* Given instruction
How many rows below contain the string "paragraph"? Case counts; reply with the number only.

* Provided information
:::::

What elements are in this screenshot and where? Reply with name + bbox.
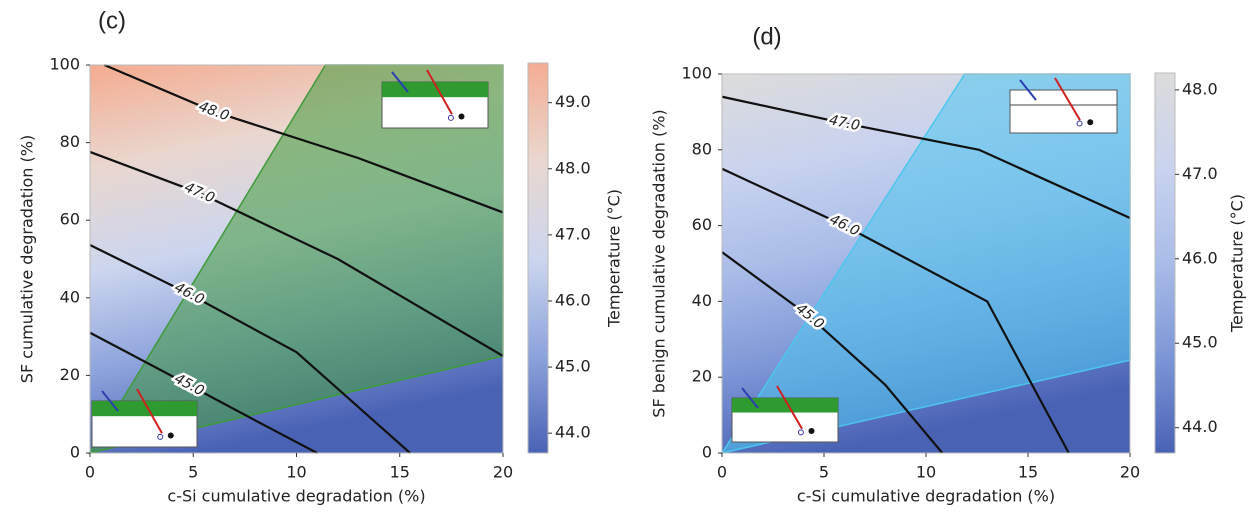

:::::

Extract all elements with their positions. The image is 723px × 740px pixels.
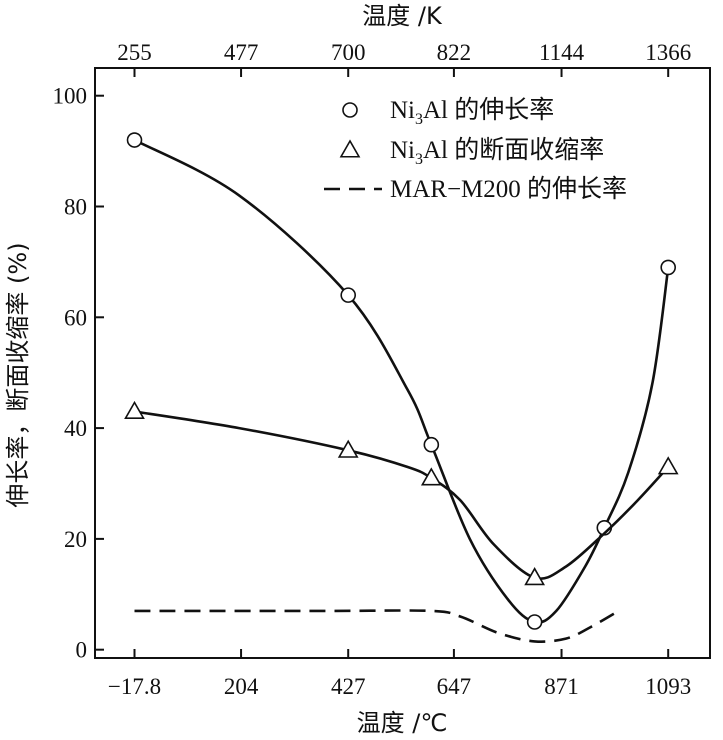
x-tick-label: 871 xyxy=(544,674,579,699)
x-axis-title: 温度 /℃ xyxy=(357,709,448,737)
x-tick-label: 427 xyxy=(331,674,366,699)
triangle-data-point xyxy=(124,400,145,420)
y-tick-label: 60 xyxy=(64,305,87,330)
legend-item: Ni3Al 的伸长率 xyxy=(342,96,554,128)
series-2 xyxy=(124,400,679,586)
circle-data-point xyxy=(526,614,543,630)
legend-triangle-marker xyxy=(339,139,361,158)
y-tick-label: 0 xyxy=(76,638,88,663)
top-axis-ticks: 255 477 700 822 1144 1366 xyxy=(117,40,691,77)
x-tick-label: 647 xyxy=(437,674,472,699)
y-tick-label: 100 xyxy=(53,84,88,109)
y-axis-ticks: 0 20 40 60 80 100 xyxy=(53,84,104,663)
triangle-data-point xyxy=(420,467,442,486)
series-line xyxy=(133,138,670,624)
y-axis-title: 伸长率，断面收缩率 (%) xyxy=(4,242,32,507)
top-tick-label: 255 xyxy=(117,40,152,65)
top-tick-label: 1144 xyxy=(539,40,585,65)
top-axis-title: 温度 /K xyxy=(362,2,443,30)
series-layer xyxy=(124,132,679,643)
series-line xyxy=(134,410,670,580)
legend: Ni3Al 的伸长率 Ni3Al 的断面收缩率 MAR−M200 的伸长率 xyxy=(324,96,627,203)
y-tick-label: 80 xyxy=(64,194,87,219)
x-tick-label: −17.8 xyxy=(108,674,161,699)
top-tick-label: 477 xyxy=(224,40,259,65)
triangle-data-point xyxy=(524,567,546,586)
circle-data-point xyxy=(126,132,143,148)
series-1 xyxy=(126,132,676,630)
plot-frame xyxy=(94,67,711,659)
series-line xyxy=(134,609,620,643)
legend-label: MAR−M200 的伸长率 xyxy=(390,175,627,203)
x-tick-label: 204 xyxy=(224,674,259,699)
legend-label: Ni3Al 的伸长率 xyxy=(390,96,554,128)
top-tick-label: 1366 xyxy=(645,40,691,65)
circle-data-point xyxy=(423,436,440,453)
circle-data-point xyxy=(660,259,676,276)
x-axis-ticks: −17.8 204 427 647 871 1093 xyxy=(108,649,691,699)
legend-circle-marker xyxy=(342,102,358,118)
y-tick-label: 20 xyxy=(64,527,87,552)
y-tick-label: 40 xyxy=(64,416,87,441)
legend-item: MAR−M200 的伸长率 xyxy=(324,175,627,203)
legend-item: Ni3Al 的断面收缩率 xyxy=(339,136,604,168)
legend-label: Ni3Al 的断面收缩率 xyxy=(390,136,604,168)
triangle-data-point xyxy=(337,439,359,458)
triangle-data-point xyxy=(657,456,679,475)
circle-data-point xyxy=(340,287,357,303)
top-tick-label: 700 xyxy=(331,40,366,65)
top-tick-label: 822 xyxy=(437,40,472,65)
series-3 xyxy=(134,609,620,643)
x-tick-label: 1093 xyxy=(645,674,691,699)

:::::

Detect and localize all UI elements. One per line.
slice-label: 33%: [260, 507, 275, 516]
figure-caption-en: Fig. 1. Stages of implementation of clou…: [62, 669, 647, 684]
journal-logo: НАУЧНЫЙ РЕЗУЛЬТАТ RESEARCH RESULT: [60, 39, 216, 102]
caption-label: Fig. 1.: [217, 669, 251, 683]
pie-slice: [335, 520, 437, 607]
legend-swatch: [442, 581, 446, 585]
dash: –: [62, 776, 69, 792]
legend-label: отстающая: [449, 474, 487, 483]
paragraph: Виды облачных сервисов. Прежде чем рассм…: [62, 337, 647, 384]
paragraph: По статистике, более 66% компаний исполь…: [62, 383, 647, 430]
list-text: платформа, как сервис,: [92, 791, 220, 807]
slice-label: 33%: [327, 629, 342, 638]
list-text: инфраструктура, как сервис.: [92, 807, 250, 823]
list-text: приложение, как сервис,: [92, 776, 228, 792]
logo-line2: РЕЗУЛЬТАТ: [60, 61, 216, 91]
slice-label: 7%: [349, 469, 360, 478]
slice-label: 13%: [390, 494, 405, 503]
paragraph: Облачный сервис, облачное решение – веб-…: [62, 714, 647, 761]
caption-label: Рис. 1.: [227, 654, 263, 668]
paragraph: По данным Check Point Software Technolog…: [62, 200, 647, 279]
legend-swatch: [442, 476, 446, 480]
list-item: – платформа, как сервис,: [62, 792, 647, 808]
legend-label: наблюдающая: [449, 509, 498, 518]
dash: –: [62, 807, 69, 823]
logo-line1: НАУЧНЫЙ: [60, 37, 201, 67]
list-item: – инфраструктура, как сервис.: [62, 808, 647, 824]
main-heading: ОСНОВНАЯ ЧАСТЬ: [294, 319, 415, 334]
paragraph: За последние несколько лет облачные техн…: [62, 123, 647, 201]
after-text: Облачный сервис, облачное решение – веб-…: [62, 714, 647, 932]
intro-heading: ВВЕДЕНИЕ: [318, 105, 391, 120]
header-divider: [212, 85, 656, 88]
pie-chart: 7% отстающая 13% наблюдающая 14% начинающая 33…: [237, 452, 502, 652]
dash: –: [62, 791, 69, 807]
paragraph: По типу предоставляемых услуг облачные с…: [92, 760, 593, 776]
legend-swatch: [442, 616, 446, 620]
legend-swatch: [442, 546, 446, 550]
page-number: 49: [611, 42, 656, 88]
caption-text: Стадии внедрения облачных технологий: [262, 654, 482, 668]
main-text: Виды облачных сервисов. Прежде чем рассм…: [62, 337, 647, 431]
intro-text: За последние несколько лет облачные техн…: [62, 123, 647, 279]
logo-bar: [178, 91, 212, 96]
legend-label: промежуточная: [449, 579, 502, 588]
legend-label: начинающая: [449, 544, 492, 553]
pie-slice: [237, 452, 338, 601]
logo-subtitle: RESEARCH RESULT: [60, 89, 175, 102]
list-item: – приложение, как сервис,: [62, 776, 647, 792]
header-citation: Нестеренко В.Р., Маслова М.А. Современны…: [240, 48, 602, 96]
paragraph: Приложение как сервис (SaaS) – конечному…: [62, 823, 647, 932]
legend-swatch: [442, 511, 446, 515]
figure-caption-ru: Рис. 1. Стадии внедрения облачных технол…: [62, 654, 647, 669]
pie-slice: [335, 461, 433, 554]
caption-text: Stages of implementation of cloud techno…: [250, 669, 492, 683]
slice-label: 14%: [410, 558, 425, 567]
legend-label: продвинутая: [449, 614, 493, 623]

:::::

* Task result
7